Task requirements. Determine the number of lines in the listing below where the string "настоящим" occurs; answer with the number alone.

Information shown.
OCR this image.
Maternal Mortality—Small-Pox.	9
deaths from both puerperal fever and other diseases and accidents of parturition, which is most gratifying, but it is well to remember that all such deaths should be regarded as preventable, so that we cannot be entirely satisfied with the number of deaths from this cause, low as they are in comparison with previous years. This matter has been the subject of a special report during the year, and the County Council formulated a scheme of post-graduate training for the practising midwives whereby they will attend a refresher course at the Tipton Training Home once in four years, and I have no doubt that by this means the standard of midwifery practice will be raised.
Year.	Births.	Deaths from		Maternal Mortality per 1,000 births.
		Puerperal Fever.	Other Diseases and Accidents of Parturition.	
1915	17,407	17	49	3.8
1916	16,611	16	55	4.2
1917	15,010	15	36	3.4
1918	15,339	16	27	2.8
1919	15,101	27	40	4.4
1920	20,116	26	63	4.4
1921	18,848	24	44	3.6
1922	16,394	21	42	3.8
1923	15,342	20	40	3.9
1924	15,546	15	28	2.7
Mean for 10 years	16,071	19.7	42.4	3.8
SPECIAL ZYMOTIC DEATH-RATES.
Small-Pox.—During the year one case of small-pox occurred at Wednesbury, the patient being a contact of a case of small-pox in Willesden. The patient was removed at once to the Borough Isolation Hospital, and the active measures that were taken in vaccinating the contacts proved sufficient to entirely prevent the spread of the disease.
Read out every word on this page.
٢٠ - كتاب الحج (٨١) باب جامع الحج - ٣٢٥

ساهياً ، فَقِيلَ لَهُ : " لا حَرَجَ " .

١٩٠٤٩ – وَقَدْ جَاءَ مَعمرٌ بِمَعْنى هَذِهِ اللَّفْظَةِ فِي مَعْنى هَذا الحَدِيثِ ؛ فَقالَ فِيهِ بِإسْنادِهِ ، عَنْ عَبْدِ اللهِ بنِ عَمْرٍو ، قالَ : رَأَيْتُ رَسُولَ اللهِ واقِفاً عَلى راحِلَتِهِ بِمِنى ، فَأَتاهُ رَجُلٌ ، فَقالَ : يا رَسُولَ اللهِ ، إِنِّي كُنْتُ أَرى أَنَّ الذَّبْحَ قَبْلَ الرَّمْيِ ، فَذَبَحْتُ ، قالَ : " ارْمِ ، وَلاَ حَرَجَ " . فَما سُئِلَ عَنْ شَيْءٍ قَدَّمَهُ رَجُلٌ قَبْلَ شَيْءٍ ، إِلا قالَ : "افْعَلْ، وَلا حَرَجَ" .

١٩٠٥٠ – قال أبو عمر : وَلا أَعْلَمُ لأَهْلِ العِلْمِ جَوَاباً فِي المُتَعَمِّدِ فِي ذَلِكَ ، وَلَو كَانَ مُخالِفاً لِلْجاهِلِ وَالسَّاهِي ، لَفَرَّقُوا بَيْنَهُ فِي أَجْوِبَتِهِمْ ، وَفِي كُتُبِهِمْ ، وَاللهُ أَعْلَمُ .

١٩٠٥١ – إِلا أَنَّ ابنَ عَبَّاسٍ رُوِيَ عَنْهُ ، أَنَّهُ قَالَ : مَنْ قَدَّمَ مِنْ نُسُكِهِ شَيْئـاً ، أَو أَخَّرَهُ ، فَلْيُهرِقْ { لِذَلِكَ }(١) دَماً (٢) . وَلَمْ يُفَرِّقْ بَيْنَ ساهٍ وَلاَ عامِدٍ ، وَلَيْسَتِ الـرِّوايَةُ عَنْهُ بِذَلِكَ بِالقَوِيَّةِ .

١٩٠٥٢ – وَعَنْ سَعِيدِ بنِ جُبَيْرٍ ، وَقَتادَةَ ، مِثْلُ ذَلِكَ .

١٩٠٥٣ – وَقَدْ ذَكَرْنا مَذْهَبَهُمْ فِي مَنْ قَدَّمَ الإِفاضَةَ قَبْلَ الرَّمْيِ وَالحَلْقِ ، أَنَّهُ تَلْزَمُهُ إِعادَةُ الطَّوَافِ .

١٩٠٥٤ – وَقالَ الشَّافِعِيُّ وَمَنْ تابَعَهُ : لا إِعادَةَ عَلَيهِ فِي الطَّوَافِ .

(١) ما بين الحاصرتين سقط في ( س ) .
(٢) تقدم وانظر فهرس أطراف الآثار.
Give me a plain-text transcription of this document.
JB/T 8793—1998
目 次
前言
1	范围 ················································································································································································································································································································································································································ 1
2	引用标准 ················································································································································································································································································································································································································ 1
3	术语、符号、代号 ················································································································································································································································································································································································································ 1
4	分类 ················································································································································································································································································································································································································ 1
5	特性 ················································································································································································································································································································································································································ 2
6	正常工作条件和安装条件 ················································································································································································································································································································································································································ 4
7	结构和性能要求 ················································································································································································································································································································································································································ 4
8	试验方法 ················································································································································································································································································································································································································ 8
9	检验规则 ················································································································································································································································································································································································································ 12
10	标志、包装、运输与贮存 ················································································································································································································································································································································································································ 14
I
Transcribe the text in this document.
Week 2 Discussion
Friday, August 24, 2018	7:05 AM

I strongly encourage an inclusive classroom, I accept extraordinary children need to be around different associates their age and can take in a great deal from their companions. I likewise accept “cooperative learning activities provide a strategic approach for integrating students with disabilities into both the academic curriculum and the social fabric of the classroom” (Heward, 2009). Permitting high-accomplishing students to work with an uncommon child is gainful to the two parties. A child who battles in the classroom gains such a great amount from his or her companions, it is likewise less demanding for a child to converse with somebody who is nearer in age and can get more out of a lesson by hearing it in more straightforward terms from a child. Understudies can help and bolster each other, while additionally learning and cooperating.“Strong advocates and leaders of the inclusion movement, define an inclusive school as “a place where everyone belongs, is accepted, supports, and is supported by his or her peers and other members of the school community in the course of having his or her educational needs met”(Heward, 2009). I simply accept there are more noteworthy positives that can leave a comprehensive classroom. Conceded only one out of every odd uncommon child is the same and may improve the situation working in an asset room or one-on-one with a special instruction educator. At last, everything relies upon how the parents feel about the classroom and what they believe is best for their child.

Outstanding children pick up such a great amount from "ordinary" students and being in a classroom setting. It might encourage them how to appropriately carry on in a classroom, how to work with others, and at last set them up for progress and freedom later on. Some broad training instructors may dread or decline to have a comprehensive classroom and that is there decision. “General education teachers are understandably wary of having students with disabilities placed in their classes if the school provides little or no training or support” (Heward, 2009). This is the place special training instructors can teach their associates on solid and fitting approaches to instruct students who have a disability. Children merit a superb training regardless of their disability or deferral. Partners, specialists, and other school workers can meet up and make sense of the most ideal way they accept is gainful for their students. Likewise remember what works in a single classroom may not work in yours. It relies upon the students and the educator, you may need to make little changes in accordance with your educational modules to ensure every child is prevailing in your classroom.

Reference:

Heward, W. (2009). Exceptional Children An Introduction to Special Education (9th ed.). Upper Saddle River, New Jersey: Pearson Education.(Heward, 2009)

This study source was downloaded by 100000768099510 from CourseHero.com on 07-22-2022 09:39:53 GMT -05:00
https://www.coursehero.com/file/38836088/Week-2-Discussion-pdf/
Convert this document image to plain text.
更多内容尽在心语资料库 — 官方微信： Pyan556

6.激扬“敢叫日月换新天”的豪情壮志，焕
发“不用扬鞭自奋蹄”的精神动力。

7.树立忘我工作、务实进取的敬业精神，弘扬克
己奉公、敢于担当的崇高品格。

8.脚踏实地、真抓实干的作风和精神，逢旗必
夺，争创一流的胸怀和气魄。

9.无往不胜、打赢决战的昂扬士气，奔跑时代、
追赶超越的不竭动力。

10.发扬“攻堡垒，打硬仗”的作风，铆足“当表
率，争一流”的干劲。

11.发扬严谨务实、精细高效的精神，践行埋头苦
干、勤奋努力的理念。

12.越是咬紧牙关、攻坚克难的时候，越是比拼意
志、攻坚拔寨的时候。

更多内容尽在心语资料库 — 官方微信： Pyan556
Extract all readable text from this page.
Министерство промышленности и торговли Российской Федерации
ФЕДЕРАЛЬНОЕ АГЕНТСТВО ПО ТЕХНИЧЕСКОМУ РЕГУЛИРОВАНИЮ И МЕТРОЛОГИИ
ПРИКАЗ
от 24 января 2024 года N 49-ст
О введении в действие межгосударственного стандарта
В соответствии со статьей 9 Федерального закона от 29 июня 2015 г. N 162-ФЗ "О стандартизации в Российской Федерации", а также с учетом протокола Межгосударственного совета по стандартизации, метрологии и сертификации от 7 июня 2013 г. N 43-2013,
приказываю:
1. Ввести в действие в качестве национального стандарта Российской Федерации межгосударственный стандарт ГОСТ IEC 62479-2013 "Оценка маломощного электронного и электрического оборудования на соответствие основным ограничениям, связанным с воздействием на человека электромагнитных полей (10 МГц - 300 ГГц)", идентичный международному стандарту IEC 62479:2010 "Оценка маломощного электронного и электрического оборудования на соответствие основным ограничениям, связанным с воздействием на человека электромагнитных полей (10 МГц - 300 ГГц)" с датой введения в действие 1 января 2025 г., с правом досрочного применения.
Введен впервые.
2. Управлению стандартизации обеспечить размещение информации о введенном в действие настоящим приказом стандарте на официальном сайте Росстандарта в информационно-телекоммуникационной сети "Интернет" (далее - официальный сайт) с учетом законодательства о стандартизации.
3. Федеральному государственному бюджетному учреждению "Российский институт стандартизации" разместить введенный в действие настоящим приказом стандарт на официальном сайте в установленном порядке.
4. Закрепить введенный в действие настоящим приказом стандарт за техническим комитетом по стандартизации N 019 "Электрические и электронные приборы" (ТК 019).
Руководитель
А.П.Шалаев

Exercise response. 3